▶ [Job]:
Each entry below should be echoed exactly, with pictures omitted.

▶ [Information given]:
=====

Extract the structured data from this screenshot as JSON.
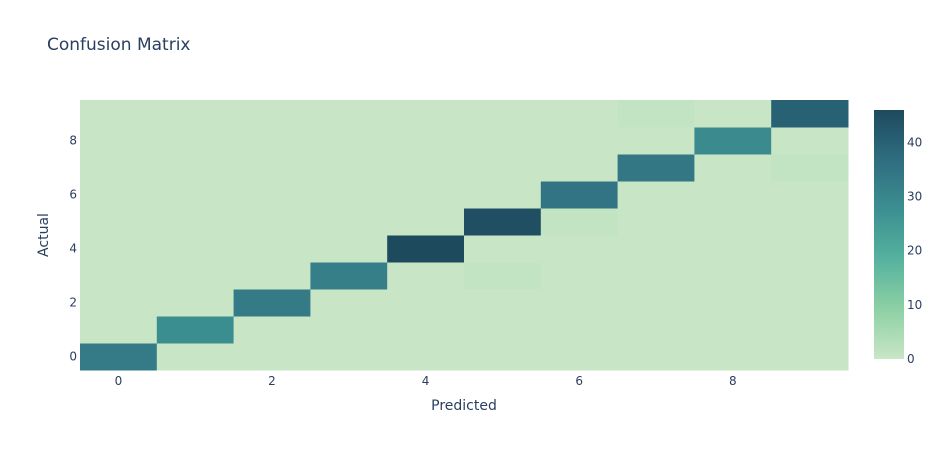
{
  "chart_data": {
    "type": "heatmap",
    "title": "Confusion Matrix",
    "xlabel": "Predicted",
    "ylabel": "Actual",
    "x": [
      0,
      1,
      2,
      3,
      4,
      5,
      6,
      7,
      8,
      9
    ],
    "y": [
      0,
      1,
      2,
      3,
      4,
      5,
      6,
      7,
      8,
      9
    ],
    "x_tick_labels": [
      "0",
      "2",
      "4",
      "6",
      "8"
    ],
    "y_tick_labels": [
      "0",
      "2",
      "4",
      "6",
      "8"
    ],
    "z": [
      [
        33,
        0,
        0,
        0,
        0,
        0,
        0,
        0,
        0,
        0
      ],
      [
        0,
        28,
        0,
        0,
        0,
        0,
        0,
        0,
        0,
        0
      ],
      [
        0,
        0,
        33,
        0,
        0,
        0,
        0,
        0,
        0,
        0
      ],
      [
        0,
        0,
        0,
        32,
        0,
        1,
        0,
        0,
        0,
        0
      ],
      [
        0,
        0,
        0,
        0,
        46,
        0,
        0,
        0,
        0,
        0
      ],
      [
        0,
        0,
        0,
        0,
        0,
        45,
        1,
        0,
        0,
        0
      ],
      [
        0,
        0,
        0,
        0,
        0,
        0,
        35,
        0,
        0,
        0
      ],
      [
        0,
        0,
        0,
        0,
        0,
        0,
        0,
        34,
        0,
        1
      ],
      [
        0,
        0,
        0,
        0,
        0,
        0,
        0,
        0,
        29,
        0
      ],
      [
        0,
        0,
        0,
        0,
        0,
        0,
        0,
        1,
        0,
        40
      ]
    ],
    "zmin": 0,
    "zmax": 46,
    "colorscale": [
      "#c8e6c6",
      "#8dd0a4",
      "#56b29e",
      "#3c8f91",
      "#2f6d80",
      "#1e4a5e"
    ],
    "colorbar_ticks": [
      0,
      10,
      20,
      30,
      40
    ],
    "grid": false
  }
}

=====

▶ [Full response]:
Extract the structured data from this screenshot as JSON.
{
  "chart_data": {
    "type": "heatmap",
    "title": "Confusion Matrix",
    "xlabel": "Predicted",
    "ylabel": "Actual",
    "x": [
      0,
      1,
      2,
      3,
      4,
      5,
      6,
      7,
      8,
      9
    ],
    "y": [
      0,
      1,
      2,
      3,
      4,
      5,
      6,
      7,
      8,
      9
    ],
    "x_tick_labels": [
      "0",
      "2",
      "4",
      "6",
      "8"
    ],
    "y_tick_labels": [
      "0",
      "2",
      "4",
      "6",
      "8"
    ],
    "z": [
      [
        33,
        0,
        0,
        0,
        0,
        0,
        0,
        0,
        0,
        0
      ],
      [
        0,
        28,
        0,
        0,
        0,
        0,
        0,
        0,
        0,
        0
      ],
      [
        0,
        0,
        33,
        0,
        0,
        0,
        0,
        0,
        0,
        0
      ],
      [
        0,
        0,
        0,
        32,
        0,
        1,
        0,
        0,
        0,
        0
      ],
      [
        0,
        0,
        0,
        0,
        46,
        0,
        0,
        0,
        0,
        0
      ],
      [
        0,
        0,
        0,
        0,
        0,
        45,
        1,
        0,
        0,
        0
      ],
      [
        0,
        0,
        0,
        0,
        0,
        0,
        35,
        0,
        0,
        0
      ],
      [
        0,
        0,
        0,
        0,
        0,
        0,
        0,
        34,
        0,
        1
      ],
      [
        0,
        0,
        0,
        0,
        0,
        0,
        0,
        0,
        29,
        0
      ],
      [
        0,
        0,
        0,
        0,
        0,
        0,
        0,
        1,
        0,
        40
      ]
    ],
    "zmin": 0,
    "zmax": 46,
    "colorscale": [
      "#c8e6c6",
      "#8dd0a4",
      "#56b29e",
      "#3c8f91",
      "#2f6d80",
      "#1e4a5e"
    ],
    "colorbar_ticks": [
      0,
      10,
      20,
      30,
      40
    ],
    "grid": false
  }
}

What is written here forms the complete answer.